## Problem to solve
Copy out the data below verbatim.

## Records for this exercise
======

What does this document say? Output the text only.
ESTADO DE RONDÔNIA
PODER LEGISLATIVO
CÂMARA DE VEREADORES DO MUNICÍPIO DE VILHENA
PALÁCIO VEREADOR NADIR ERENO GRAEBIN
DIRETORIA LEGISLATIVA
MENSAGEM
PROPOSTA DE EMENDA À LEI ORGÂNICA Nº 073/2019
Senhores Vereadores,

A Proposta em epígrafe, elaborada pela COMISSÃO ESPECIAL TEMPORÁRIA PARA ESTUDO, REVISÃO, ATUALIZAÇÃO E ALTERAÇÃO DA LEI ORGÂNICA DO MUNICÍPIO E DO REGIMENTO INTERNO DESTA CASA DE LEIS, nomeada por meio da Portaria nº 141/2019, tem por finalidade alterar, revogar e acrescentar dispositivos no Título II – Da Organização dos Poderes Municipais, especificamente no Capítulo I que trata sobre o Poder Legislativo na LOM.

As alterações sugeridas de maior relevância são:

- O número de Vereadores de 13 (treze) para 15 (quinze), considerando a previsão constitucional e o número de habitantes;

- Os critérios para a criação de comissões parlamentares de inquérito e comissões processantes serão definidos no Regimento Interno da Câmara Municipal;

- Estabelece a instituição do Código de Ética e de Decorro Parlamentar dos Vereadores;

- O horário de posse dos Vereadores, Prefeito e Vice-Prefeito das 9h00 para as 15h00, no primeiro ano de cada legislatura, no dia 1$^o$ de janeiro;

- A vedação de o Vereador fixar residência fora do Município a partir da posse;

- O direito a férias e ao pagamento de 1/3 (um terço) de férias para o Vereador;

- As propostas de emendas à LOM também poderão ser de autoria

======

## Problem solution
What does this document say? Output the text only.
ESTADO DE RONDÔNIA
PODER LEGISLATIVO
CÂMARA DE VEREADORES DO MUNICÍPIO DE VILHENA
PALÁCIO VEREADOR NADIR ERENO GRAEBIN
DIRETORIA LEGISLATIVA
MENSAGEM
PROPOSTA DE EMENDA À LEI ORGÂNICA Nº 073/2019
Senhores Vereadores,

A Proposta em epígrafe, elaborada pela COMISSÃO ESPECIAL TEMPORÁRIA PARA ESTUDO, REVISÃO, ATUALIZAÇÃO E ALTERAÇÃO DA LEI ORGÂNICA DO MUNICÍPIO E DO REGIMENTO INTERNO DESTA CASA DE LEIS, nomeada por meio da Portaria nº 141/2019, tem por finalidade alterar, revogar e acrescentar dispositivos no Título II – Da Organização dos Poderes Municipais, especificamente no Capítulo I que trata sobre o Poder Legislativo na LOM.

As alterações sugeridas de maior relevância são:

- O número de Vereadores de 13 (treze) para 15 (quinze), considerando a previsão constitucional e o número de habitantes;

- Os critérios para a criação de comissões parlamentares de inquérito e comissões processantes serão definidos no Regimento Interno da Câmara Municipal;

- Estabelece a instituição do Código de Ética e de Decorro Parlamentar dos Vereadores;

- O horário de posse dos Vereadores, Prefeito e Vice-Prefeito das 9h00 para as 15h00, no primeiro ano de cada legislatura, no dia 1$^o$ de janeiro;

- A vedação de o Vereador fixar residência fora do Município a partir da posse;

- O direito a férias e ao pagamento de 1/3 (um terço) de férias para o Vereador;

- As propostas de emendas à LOM também poderão ser de autoria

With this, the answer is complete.